#### BRIEF:
Reproduce the entries below in full, word for word.

#### DATASET EXCERPTS:

## START

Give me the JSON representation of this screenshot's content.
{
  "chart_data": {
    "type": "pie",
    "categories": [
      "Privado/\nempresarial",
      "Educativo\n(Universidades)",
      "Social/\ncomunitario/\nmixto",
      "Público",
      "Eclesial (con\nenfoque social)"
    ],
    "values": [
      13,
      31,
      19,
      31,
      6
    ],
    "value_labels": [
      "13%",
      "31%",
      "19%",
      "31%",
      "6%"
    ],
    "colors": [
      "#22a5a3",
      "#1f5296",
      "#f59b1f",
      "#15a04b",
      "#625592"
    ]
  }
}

## END

#### THE RESPONSE:
Give me the JSON representation of this screenshot's content.
{
  "chart_data": {
    "type": "pie",
    "categories": [
      "Privado/\nempresarial",
      "Educativo\n(Universidades)",
      "Social/\ncomunitario/\nmixto",
      "Público",
      "Eclesial (con\nenfoque social)"
    ],
    "values": [
      13,
      31,
      19,
      31,
      6
    ],
    "value_labels": [
      "13%",
      "31%",
      "19%",
      "31%",
      "6%"
    ],
    "colors": [
      "#22a5a3",
      "#1f5296",
      "#f59b1f",
      "#15a04b",
      "#625592"
    ]
  }
}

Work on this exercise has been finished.